> **TASK BRIEF**: Extract each line holding the word "okresie" from the entries.

> **TASK INPUTS**:
════════

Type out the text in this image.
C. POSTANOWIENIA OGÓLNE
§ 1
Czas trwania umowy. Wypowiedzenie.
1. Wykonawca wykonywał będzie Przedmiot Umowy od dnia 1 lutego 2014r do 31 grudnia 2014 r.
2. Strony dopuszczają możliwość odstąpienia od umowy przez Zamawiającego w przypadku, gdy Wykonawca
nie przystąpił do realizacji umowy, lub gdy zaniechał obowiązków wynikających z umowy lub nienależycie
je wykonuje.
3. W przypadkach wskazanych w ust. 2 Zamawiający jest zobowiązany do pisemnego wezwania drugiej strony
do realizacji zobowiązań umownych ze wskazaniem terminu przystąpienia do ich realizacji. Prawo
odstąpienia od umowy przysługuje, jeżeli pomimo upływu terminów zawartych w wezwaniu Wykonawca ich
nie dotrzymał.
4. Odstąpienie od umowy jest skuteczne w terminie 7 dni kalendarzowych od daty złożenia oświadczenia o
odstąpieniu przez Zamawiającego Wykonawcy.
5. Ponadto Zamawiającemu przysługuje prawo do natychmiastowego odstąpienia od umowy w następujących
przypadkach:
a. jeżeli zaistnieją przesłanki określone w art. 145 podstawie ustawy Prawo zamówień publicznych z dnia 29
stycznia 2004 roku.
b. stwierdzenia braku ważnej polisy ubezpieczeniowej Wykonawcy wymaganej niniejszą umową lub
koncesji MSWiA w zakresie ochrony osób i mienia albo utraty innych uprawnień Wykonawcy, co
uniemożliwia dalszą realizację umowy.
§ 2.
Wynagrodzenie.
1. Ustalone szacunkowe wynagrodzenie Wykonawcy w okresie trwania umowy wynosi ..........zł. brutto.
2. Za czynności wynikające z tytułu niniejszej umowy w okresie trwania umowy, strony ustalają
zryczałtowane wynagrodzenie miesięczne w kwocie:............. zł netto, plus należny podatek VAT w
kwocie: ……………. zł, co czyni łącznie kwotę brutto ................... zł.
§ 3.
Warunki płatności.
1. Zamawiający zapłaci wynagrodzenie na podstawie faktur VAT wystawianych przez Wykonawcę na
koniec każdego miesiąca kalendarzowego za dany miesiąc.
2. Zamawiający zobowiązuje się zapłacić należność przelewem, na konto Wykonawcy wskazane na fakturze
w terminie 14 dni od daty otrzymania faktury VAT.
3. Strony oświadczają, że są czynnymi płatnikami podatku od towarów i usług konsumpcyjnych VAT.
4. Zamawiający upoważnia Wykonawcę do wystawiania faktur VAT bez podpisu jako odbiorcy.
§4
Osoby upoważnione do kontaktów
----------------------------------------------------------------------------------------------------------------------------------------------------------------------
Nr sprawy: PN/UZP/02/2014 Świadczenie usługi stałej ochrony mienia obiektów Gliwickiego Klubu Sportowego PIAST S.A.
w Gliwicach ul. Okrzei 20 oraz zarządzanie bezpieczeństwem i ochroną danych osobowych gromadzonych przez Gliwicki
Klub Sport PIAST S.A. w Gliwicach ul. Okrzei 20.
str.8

════════

> **TASK ANSWER**:
1. Ustalone szacunkowe wynagrodzenie Wykonawcy w okresie trwania umowy wynosi ..........zł. brutto.
2. Za czynności wynikające z tytułu niniejszej umowy w okresie trwania umowy, strony ustalają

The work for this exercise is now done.